State the number of lines that include the string "Most", and write nothing else.

************

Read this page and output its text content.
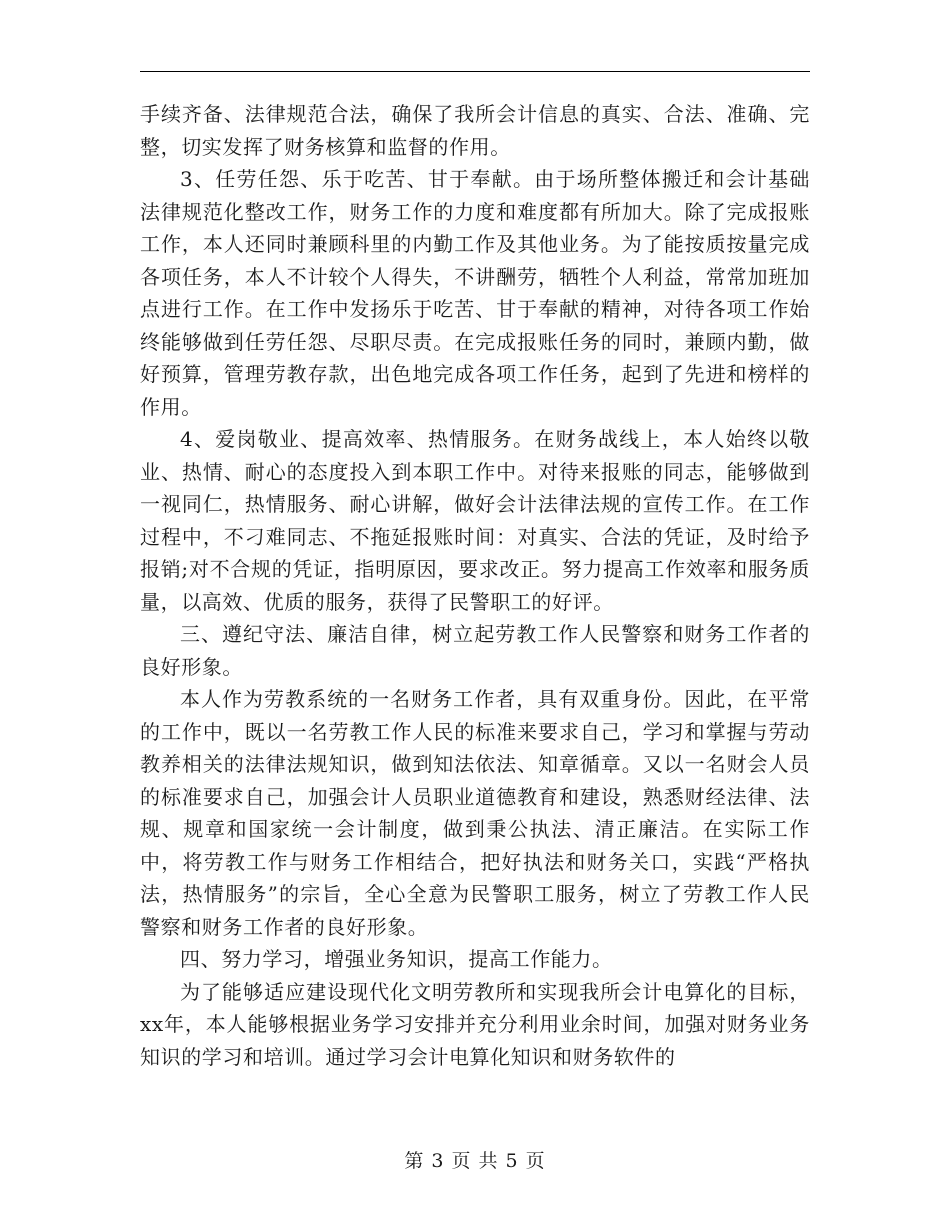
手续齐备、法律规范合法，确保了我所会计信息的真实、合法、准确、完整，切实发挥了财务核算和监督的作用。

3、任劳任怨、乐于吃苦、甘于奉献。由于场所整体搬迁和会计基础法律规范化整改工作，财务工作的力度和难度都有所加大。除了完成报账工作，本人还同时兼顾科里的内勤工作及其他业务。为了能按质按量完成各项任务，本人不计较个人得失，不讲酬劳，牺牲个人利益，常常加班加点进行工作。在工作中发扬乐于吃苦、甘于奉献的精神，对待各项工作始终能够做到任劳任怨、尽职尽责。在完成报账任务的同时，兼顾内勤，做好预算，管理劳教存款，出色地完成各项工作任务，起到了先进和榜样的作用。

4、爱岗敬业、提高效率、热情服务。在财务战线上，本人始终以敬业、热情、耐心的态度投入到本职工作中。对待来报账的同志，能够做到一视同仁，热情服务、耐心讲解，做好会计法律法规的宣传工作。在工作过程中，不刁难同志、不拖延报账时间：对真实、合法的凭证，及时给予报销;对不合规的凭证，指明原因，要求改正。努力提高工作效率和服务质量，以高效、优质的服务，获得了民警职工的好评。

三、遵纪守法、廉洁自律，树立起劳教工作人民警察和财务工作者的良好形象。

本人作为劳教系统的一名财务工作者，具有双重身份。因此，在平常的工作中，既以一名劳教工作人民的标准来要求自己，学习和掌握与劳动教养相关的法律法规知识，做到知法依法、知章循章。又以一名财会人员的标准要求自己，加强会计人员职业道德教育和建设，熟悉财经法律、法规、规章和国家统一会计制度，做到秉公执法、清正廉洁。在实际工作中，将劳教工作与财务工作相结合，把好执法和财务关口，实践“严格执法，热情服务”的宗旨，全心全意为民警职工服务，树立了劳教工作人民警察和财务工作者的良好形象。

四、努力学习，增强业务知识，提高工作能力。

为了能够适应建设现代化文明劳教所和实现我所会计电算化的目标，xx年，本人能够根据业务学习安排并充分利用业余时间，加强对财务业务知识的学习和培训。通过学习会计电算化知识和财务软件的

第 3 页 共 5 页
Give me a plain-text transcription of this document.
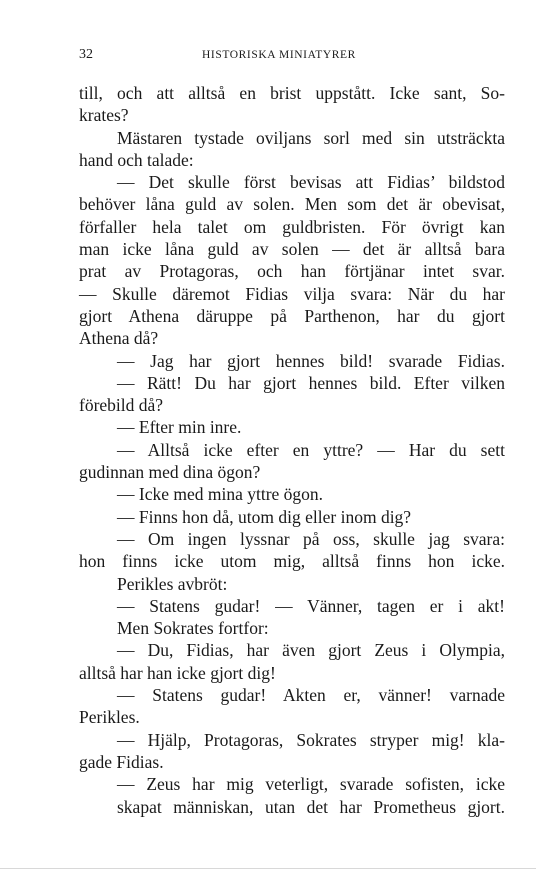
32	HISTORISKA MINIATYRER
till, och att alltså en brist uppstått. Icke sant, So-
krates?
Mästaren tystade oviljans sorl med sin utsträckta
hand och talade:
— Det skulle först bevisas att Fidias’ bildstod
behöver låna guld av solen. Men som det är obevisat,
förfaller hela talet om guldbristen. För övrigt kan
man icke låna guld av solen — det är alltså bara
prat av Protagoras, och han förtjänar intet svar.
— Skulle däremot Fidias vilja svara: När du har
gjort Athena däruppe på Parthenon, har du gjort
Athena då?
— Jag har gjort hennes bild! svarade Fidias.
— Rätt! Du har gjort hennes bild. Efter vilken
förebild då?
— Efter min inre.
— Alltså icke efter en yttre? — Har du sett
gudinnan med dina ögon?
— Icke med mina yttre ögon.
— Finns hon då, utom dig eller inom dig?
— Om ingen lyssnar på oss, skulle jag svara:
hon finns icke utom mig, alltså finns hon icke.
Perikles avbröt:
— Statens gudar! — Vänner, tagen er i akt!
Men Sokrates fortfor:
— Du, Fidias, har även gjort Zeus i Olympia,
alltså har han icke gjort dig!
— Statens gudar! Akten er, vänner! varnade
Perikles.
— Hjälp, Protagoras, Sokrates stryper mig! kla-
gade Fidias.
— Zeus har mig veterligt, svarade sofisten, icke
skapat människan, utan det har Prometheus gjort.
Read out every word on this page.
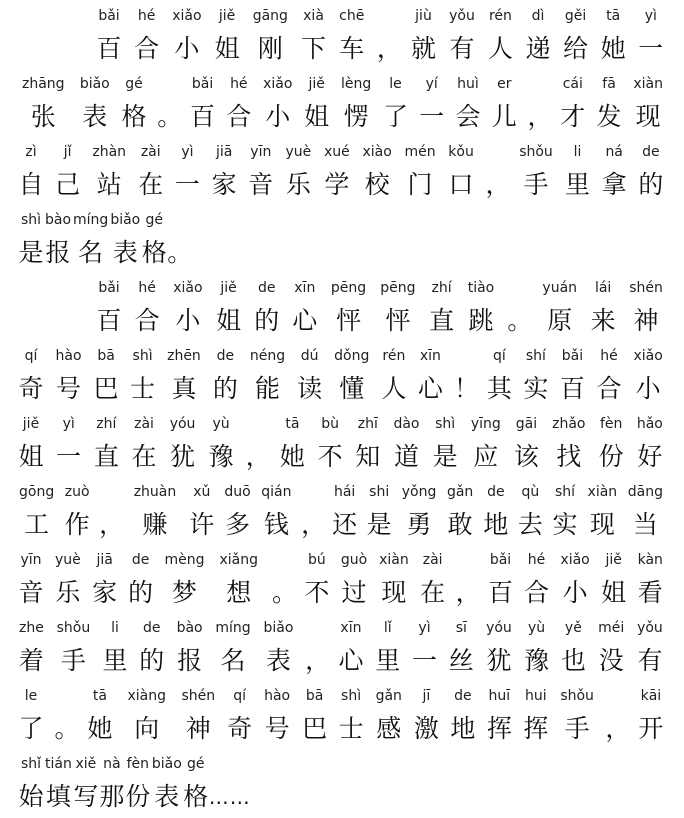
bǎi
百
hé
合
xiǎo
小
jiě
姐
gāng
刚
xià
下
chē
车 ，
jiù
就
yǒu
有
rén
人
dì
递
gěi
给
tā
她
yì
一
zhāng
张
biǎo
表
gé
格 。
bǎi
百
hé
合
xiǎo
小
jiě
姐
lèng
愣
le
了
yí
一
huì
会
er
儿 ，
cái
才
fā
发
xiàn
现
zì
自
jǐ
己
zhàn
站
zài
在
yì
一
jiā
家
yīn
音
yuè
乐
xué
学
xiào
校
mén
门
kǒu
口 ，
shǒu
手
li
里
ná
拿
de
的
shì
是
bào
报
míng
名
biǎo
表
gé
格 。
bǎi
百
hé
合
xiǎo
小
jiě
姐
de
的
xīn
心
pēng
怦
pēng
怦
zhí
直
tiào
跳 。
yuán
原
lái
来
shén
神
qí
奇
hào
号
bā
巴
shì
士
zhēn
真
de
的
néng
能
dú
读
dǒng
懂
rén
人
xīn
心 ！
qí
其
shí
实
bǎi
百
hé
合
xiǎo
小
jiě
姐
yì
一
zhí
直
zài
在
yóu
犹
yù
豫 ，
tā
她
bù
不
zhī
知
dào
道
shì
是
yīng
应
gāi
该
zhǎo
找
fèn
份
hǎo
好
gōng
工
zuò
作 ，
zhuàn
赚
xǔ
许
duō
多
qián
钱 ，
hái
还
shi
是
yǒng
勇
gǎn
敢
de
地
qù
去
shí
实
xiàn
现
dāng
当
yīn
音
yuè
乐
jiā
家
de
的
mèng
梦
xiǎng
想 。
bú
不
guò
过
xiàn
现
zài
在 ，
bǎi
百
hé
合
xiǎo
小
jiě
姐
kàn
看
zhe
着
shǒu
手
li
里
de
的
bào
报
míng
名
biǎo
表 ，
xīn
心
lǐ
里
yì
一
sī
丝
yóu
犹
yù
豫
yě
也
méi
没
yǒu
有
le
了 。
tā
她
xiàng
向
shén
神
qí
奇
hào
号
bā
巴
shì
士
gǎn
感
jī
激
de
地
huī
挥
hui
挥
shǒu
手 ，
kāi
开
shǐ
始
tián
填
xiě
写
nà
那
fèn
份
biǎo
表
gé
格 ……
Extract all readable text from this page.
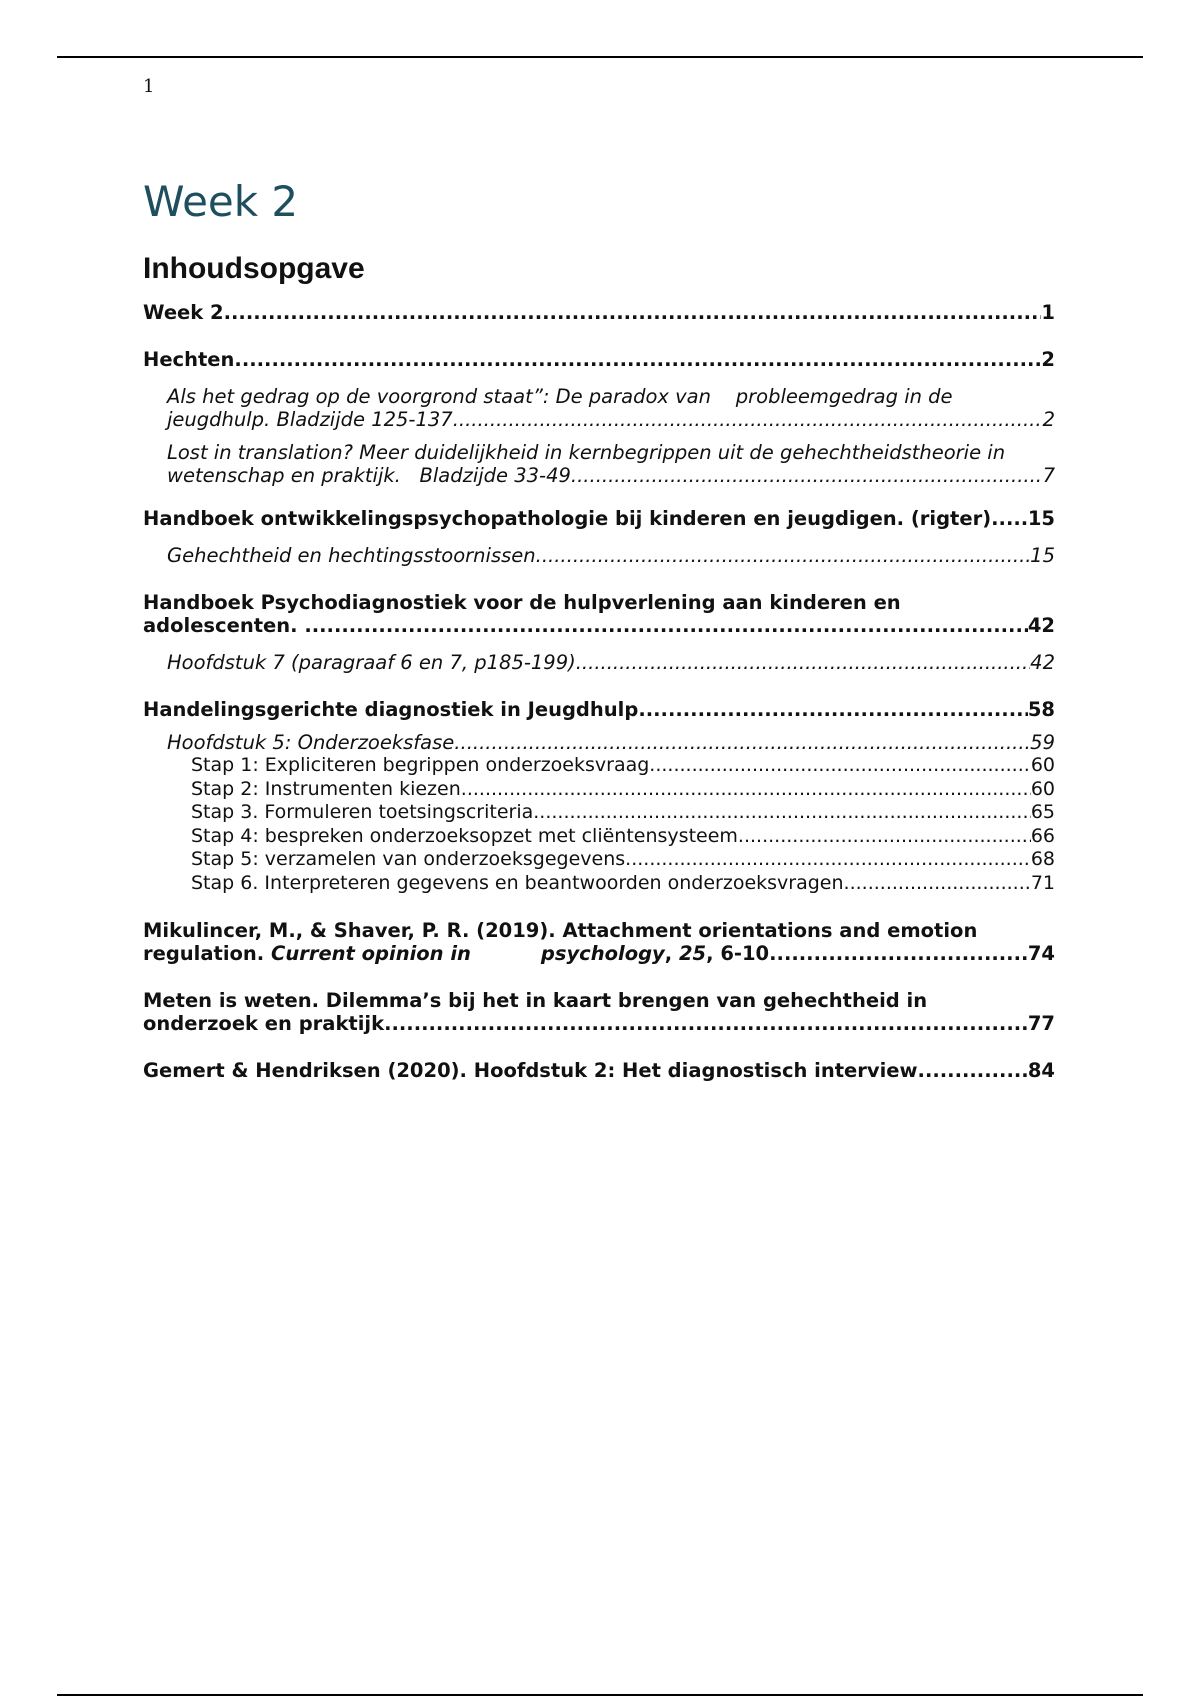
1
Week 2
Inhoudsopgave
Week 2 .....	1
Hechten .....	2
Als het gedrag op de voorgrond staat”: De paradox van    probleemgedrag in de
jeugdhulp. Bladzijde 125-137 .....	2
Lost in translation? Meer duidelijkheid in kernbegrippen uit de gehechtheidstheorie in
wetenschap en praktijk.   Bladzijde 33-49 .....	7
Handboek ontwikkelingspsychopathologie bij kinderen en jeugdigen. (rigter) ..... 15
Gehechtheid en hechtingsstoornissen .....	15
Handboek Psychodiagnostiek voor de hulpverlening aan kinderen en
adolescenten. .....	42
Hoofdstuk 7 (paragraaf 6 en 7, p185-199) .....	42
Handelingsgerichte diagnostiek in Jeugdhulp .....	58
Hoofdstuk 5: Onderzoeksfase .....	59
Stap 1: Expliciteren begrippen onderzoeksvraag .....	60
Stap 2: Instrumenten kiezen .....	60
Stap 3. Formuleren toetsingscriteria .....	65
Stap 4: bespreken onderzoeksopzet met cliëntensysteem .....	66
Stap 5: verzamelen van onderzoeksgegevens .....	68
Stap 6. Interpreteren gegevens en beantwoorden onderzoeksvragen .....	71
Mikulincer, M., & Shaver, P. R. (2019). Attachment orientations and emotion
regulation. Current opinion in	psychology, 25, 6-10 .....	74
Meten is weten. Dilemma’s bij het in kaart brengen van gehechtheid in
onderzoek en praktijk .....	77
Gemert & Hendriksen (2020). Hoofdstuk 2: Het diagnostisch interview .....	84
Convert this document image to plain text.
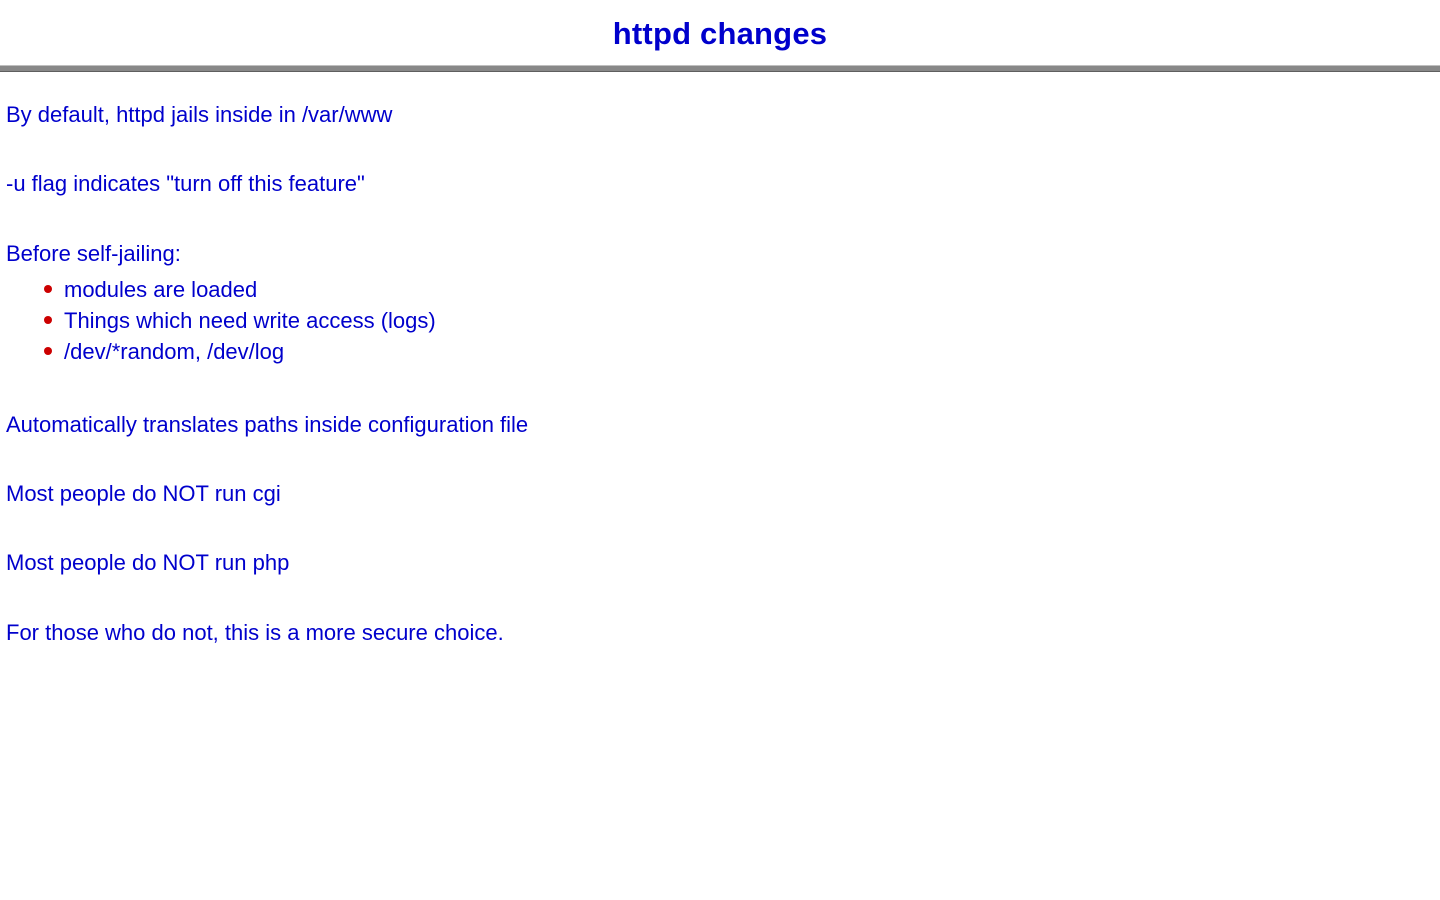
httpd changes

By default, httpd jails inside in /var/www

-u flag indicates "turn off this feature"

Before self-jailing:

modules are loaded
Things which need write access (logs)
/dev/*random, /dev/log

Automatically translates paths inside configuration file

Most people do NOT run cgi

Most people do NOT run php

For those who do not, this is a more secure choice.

************

## Solution for this problem
2